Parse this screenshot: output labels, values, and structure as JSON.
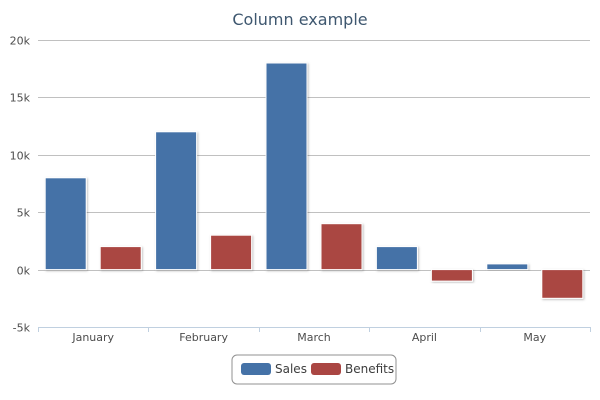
{
  "chart_data": {
    "type": "bar",
    "title": "Column example",
    "categories": [
      "January",
      "February",
      "March",
      "April",
      "May"
    ],
    "series": [
      {
        "name": "Sales",
        "color": "#4572a7",
        "values": [
          8000,
          12000,
          18000,
          2000,
          500
        ]
      },
      {
        "name": "Benefits",
        "color": "#aa4643",
        "values": [
          2000,
          3000,
          4000,
          -1000,
          -2500
        ]
      }
    ],
    "ylim": [
      -5000,
      20000
    ],
    "yticks": [
      -5000,
      0,
      5000,
      10000,
      15000,
      20000
    ],
    "ytick_labels": [
      "-5k",
      "0k",
      "5k",
      "10k",
      "15k",
      "20k"
    ],
    "xlabel": "",
    "ylabel": "",
    "grid": true,
    "legend": "bottom-center"
  }
}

■ **Directive**: Copy out all the data exactly; skip the pictures.

■ **Answer to the task**:
Parse this screenshot: output labels, values, and structure as JSON.
{
  "chart_data": {
    "type": "bar",
    "title": "Column example",
    "categories": [
      "January",
      "February",
      "March",
      "April",
      "May"
    ],
    "series": [
      {
        "name": "Sales",
        "color": "#4572a7",
        "values": [
          8000,
          12000,
          18000,
          2000,
          500
        ]
      },
      {
        "name": "Benefits",
        "color": "#aa4643",
        "values": [
          2000,
          3000,
          4000,
          -1000,
          -2500
        ]
      }
    ],
    "ylim": [
      -5000,
      20000
    ],
    "yticks": [
      -5000,
      0,
      5000,
      10000,
      15000,
      20000
    ],
    "ytick_labels": [
      "-5k",
      "0k",
      "5k",
      "10k",
      "15k",
      "20k"
    ],
    "xlabel": "",
    "ylabel": "",
    "grid": true,
    "legend": "bottom-center"
  }
}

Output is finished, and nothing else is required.